Exercise prompt: Duplicate the portion of the opinion column below between "Chairman Nunes was" and "these Russian crimes.", inclusive.

Source passage:
--------------------------------------------------
The Administration

Susan Rice, not Devin Nunes, made the real ethical mischief


The reverberations of the political change being pushed by the Trump presidency seem to know no boundaries.

Many of us who supported Donald Trump did so fully understanding that the system needed an irreverent jolt, and that another steady Republican succession plan would result in warmed-over swamp expansions.  

{mosads}It was often discussed that change was needed to save the republic, even if that change would cause collateral damage. This week Devin Nunes, a highly regarded, hard-charging young conservative from California, had to step away from his House Intelligence Committee’s investigation of the hijinks around Russia, the wacky 2016 election and President Trump’s shocking claim that he had been surveilled at the end of the Obama administration.


Chairman Nunes was put in a horrible political position when Trump issued his infamous tweets charging former President Obama with wiretapping. These tweets propelled further charges from Democrats that Russia had “tampered” with our election, or at least had worked so aggressively against Hillary Clinton that Trump owed his victory to these Russian crimes.
--------------------------------------------------
Spatial annotation entries:
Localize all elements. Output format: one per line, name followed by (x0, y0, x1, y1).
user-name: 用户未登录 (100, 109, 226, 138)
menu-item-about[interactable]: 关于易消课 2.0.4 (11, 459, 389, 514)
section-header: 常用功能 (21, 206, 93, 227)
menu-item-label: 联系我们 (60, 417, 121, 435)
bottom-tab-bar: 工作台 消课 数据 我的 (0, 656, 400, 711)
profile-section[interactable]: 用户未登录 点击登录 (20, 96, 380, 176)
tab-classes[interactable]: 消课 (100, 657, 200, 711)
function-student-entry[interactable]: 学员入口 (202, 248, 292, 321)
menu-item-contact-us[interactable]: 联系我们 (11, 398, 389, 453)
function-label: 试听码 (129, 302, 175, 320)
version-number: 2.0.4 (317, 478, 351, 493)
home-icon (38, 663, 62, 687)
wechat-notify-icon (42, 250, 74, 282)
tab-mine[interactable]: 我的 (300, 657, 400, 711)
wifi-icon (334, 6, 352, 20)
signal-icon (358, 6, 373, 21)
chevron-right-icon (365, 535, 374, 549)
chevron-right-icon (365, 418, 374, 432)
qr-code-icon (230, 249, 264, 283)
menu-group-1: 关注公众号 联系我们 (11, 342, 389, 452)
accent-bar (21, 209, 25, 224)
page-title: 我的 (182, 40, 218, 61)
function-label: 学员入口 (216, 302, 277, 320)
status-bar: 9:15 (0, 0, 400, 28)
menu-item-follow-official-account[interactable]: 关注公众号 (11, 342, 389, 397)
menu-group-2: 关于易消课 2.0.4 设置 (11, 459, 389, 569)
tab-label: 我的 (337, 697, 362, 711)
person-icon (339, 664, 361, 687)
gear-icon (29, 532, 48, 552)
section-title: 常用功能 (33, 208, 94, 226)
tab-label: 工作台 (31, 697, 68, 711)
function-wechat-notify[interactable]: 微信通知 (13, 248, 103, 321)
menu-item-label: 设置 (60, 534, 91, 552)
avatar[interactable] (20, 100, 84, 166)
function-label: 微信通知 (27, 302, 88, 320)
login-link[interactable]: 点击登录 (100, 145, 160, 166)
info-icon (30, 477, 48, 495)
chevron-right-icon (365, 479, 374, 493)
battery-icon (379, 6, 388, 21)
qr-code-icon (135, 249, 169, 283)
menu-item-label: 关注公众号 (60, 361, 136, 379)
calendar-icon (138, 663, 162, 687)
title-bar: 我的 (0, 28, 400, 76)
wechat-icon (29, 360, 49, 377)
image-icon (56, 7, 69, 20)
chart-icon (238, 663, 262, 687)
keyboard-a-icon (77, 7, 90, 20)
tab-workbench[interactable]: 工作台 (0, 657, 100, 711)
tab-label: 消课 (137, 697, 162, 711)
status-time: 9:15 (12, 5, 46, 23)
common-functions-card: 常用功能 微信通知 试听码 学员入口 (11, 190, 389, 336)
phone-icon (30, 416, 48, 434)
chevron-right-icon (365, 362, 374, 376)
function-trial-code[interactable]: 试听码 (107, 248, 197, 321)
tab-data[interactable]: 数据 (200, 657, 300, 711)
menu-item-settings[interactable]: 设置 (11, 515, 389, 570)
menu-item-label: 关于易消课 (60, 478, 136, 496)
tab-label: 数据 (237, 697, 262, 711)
--------------------------------------------------
Answer for the task:
Chairman Nunes was put in a horrible political position when Trump issued his infamous tweets charging former President Obama with wiretapping. These tweets propelled further charges from Democrats that Russia had “tampered” with our election, or at least had worked so aggressively against Hillary Clinton that Trump owed his victory to these Russian crimes.